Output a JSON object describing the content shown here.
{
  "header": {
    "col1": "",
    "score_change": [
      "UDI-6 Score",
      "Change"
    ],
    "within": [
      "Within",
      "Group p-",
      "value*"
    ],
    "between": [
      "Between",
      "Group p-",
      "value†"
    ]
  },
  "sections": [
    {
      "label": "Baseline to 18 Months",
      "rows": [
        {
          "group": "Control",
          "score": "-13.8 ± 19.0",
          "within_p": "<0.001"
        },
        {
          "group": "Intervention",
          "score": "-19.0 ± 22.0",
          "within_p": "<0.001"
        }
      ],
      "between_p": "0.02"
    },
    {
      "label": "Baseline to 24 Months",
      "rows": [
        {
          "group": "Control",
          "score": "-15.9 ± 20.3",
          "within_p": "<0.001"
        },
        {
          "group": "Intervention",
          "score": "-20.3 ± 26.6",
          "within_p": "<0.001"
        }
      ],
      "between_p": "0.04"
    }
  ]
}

-*-

» **Goal**
Using the listing above, work out how many of its lines include "Months", and give only the result.

» **The output**
2